Reproduce the full listing that appears beneath this instruction exactly.

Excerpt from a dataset
··········

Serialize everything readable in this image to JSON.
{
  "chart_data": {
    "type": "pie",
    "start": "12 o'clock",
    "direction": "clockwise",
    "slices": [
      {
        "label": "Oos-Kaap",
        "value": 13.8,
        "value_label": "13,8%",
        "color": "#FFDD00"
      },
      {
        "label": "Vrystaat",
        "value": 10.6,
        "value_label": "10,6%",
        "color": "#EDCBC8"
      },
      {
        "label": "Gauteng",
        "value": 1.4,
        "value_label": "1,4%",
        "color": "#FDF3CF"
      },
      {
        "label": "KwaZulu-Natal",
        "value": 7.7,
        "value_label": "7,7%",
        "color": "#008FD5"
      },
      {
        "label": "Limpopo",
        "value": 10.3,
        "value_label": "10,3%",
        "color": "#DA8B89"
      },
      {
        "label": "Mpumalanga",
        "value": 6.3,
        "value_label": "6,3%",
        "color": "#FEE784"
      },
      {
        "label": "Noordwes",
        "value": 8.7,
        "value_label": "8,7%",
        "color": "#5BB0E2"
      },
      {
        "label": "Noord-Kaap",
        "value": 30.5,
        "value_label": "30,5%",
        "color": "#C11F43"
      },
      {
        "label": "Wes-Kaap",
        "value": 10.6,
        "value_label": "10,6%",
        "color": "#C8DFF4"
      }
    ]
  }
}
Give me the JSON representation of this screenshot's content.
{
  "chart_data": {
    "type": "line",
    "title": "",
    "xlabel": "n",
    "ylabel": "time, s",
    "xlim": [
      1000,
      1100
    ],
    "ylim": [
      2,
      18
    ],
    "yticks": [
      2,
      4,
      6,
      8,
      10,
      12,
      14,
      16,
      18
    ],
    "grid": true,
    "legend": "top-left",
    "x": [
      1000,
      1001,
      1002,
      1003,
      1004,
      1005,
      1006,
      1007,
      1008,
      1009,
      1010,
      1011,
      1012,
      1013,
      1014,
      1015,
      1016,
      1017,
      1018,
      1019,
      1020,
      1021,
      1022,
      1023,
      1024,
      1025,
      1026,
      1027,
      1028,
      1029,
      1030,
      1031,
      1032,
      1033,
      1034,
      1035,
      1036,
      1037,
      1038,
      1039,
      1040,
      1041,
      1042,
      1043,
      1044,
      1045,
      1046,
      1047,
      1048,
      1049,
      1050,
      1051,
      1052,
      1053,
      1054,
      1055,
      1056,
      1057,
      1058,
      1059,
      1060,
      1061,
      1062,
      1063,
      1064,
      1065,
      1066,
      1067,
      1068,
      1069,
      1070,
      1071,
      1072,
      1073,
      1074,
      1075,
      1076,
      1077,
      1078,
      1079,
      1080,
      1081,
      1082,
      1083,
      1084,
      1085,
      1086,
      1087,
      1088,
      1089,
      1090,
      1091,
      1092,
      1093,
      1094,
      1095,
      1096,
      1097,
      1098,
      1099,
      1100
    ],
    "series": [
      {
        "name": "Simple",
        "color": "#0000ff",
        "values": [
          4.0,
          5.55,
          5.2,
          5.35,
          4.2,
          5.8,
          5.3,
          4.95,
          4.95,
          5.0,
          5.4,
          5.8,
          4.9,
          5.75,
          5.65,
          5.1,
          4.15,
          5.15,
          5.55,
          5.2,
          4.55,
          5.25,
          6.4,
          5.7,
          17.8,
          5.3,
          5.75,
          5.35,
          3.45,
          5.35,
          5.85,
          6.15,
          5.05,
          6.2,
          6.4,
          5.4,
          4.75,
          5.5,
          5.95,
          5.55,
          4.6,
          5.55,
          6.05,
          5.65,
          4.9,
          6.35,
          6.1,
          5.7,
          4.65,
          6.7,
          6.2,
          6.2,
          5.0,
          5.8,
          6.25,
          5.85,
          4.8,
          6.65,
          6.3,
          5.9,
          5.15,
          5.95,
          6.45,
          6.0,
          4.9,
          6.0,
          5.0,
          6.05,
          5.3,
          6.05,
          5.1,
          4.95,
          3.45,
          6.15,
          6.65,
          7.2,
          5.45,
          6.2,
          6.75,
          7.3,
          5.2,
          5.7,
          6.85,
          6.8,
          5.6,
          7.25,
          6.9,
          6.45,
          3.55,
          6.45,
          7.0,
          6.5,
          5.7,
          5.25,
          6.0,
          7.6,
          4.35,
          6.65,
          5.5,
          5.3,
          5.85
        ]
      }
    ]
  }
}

··········

| ANSWER TO THE PROBLEM |
Serialize everything readable in this image to JSON.
{
  "chart_data": {
    "type": "pie",
    "start": "12 o'clock",
    "direction": "clockwise",
    "slices": [
      {
        "label": "Oos-Kaap",
        "value": 13.8,
        "value_label": "13,8%",
        "color": "#FFDD00"
      },
      {
        "label": "Vrystaat",
        "value": 10.6,
        "value_label": "10,6%",
        "color": "#EDCBC8"
      },
      {
        "label": "Gauteng",
        "value": 1.4,
        "value_label": "1,4%",
        "color": "#FDF3CF"
      },
      {
        "label": "KwaZulu-Natal",
        "value": 7.7,
        "value_label": "7,7%",
        "color": "#008FD5"
      },
      {
        "label": "Limpopo",
        "value": 10.3,
        "value_label": "10,3%",
        "color": "#DA8B89"
      },
      {
        "label": "Mpumalanga",
        "value": 6.3,
        "value_label": "6,3%",
        "color": "#FEE784"
      },
      {
        "label": "Noordwes",
        "value": 8.7,
        "value_label": "8,7%",
        "color": "#5BB0E2"
      },
      {
        "label": "Noord-Kaap",
        "value": 30.5,
        "value_label": "30,5%",
        "color": "#C11F43"
      },
      {
        "label": "Wes-Kaap",
        "value": 10.6,
        "value_label": "10,6%",
        "color": "#C8DFF4"
      }
    ]
  }
}
Give me the JSON representation of this screenshot's content.
{
  "chart_data": {
    "type": "line",
    "title": "",
    "xlabel": "n",
    "ylabel": "time, s",
    "xlim": [
      1000,
      1100
    ],
    "ylim": [
      2,
      18
    ],
    "yticks": [
      2,
      4,
      6,
      8,
      10,
      12,
      14,
      16,
      18
    ],
    "grid": true,
    "legend": "top-left",
    "x": [
      1000,
      1001,
      1002,
      1003,
      1004,
      1005,
      1006,
      1007,
      1008,
      1009,
      1010,
      1011,
      1012,
      1013,
      1014,
      1015,
      1016,
      1017,
      1018,
      1019,
      1020,
      1021,
      1022,
      1023,
      1024,
      1025,
      1026,
      1027,
      1028,
      1029,
      1030,
      1031,
      1032,
      1033,
      1034,
      1035,
      1036,
      1037,
      1038,
      1039,
      1040,
      1041,
      1042,
      1043,
      1044,
      1045,
      1046,
      1047,
      1048,
      1049,
      1050,
      1051,
      1052,
      1053,
      1054,
      1055,
      1056,
      1057,
      1058,
      1059,
      1060,
      1061,
      1062,
      1063,
      1064,
      1065,
      1066,
      1067,
      1068,
      1069,
      1070,
      1071,
      1072,
      1073,
      1074,
      1075,
      1076,
      1077,
      1078,
      1079,
      1080,
      1081,
      1082,
      1083,
      1084,
      1085,
      1086,
      1087,
      1088,
      1089,
      1090,
      1091,
      1092,
      1093,
      1094,
      1095,
      1096,
      1097,
      1098,
      1099,
      1100
    ],
    "series": [
      {
        "name": "Simple",
        "color": "#0000ff",
        "values": [
          4.0,
          5.55,
          5.2,
          5.35,
          4.2,
          5.8,
          5.3,
          4.95,
          4.95,
          5.0,
          5.4,
          5.8,
          4.9,
          5.75,
          5.65,
          5.1,
          4.15,
          5.15,
          5.55,
          5.2,
          4.55,
          5.25,
          6.4,
          5.7,
          17.8,
          5.3,
          5.75,
          5.35,
          3.45,
          5.35,
          5.85,
          6.15,
          5.05,
          6.2,
          6.4,
          5.4,
          4.75,
          5.5,
          5.95,
          5.55,
          4.6,
          5.55,
          6.05,
          5.65,
          4.9,
          6.35,
          6.1,
          5.7,
          4.65,
          6.7,
          6.2,
          6.2,
          5.0,
          5.8,
          6.25,
          5.85,
          4.8,
          6.65,
          6.3,
          5.9,
          5.15,
          5.95,
          6.45,
          6.0,
          4.9,
          6.0,
          5.0,
          6.05,
          5.3,
          6.05,
          5.1,
          4.95,
          3.45,
          6.15,
          6.65,
          7.2,
          5.45,
          6.2,
          6.75,
          7.3,
          5.2,
          5.7,
          6.85,
          6.8,
          5.6,
          7.25,
          6.9,
          6.45,
          3.55,
          6.45,
          7.0,
          6.5,
          5.7,
          5.25,
          6.0,
          7.6,
          4.35,
          6.65,
          5.5,
          5.3,
          5.85
        ]
      }
    ]
  }
}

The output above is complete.